REQUIRED TASK:
Wherever the string "placeholder" appears in the listing, copy that line.

-- Begin GIVEN RECORDS --

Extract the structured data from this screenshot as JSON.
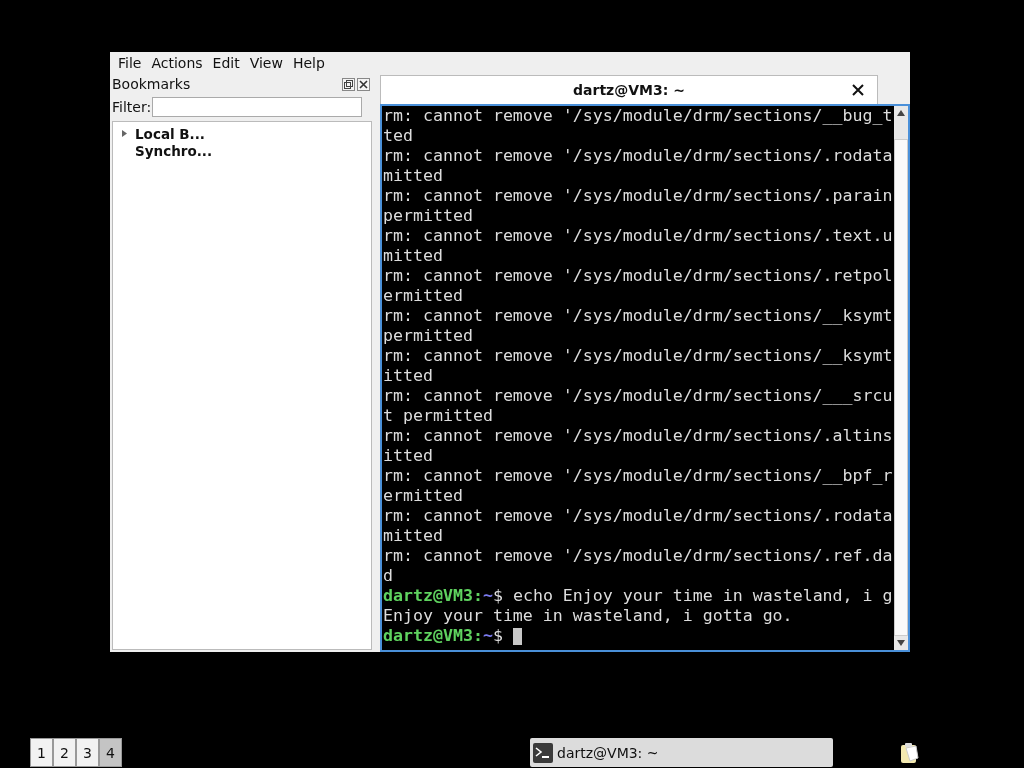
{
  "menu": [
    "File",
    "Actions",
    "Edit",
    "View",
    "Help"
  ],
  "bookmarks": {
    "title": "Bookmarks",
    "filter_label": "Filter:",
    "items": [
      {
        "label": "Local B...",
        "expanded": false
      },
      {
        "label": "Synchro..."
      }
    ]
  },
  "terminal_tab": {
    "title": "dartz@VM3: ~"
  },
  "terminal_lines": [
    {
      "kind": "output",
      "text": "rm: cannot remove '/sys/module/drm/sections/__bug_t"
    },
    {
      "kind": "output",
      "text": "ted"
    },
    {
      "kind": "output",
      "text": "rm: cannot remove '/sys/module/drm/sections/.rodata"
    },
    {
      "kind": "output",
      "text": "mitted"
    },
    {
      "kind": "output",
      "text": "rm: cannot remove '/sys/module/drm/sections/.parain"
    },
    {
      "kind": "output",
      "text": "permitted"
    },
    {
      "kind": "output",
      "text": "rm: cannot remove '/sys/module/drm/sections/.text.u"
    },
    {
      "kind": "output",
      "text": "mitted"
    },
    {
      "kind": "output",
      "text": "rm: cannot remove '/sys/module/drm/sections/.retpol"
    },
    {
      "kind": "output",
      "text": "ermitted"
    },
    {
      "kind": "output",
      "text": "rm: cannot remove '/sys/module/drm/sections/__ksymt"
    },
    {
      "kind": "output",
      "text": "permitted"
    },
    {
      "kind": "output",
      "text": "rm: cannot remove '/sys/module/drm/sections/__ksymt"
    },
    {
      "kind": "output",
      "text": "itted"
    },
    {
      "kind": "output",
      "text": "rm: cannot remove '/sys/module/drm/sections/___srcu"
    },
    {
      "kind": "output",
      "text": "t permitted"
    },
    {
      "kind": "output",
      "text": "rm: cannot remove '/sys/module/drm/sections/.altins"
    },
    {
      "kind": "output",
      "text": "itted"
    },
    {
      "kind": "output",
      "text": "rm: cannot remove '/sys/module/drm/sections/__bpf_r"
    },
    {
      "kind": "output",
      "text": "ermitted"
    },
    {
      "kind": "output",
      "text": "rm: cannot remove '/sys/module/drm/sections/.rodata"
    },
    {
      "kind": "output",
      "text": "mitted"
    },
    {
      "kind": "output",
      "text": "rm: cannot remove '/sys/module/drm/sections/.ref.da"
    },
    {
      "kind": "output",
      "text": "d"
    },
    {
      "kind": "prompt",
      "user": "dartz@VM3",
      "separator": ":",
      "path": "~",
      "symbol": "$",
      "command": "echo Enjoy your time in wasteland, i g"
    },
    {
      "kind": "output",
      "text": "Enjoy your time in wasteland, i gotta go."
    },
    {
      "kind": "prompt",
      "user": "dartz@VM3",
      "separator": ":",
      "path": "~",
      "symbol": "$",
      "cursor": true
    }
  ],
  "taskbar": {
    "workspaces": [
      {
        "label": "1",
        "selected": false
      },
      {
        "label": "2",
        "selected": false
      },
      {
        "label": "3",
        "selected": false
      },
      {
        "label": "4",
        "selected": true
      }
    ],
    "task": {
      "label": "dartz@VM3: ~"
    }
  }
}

-- End GIVEN RECORDS --
-- Begin GIVEN RECORDS --

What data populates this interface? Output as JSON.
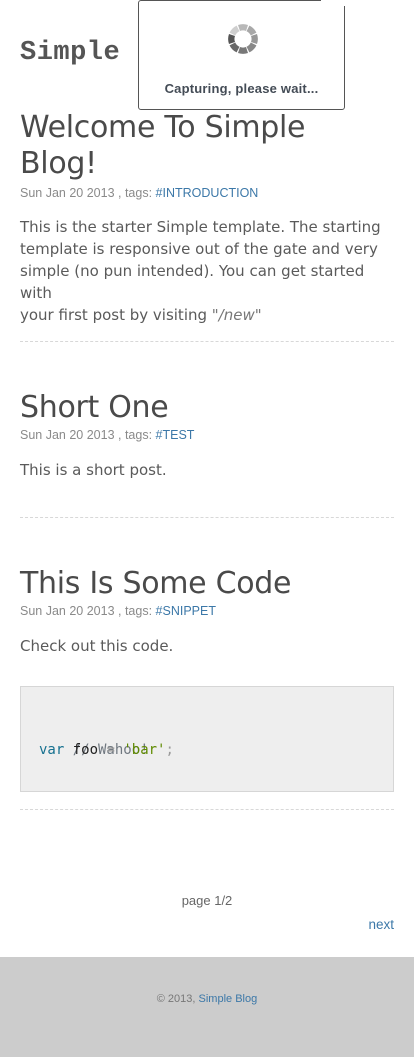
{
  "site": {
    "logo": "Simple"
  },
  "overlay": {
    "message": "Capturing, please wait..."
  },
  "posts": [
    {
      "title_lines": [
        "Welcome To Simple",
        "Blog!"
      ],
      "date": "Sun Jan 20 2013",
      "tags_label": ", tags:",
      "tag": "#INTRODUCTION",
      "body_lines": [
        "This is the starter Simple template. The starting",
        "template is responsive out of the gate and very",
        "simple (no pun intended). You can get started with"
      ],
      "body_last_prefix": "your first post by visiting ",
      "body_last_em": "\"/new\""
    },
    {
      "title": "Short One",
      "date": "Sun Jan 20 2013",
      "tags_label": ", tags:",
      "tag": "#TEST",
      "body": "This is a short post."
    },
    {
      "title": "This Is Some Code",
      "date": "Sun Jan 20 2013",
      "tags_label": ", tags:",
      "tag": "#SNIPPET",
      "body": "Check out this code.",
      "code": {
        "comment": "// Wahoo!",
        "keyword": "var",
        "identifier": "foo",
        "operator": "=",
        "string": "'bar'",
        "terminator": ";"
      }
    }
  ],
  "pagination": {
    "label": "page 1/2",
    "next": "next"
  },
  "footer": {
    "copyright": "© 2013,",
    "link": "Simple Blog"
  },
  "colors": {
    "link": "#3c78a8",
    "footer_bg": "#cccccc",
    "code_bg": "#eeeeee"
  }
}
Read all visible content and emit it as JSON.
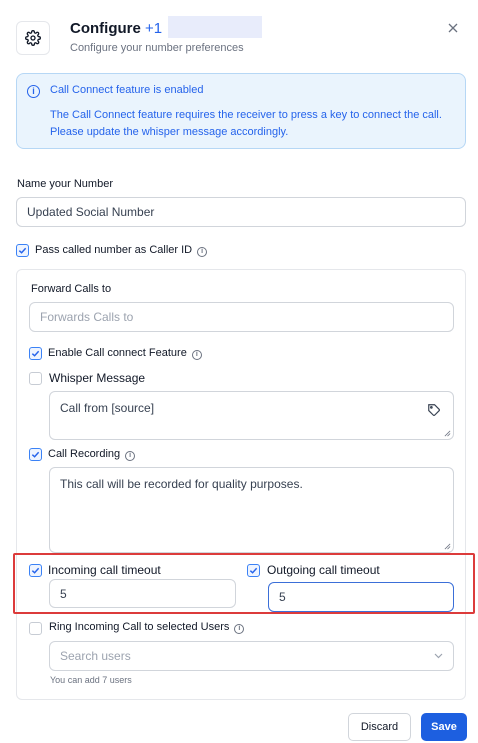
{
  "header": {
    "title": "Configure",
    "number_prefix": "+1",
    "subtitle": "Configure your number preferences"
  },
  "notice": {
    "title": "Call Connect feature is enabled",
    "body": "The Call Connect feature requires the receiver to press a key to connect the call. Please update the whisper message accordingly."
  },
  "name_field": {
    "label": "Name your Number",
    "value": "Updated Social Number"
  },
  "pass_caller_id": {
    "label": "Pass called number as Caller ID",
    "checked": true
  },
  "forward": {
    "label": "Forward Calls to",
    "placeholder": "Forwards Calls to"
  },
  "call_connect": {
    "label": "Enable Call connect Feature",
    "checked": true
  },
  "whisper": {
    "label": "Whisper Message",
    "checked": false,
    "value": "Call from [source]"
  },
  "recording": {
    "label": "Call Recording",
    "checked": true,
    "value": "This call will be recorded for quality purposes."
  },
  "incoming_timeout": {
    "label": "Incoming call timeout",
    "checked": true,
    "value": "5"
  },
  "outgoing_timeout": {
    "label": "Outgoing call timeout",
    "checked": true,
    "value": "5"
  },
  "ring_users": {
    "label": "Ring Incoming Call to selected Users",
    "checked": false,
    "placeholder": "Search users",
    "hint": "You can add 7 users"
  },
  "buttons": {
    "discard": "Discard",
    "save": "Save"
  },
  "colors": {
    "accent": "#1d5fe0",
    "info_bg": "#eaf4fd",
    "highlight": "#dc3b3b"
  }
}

-- End GIVEN RECORDS --

SOLUTION TO THIS TASK:
    "placeholder": "Forwards Calls to"
    "placeholder": "Search users",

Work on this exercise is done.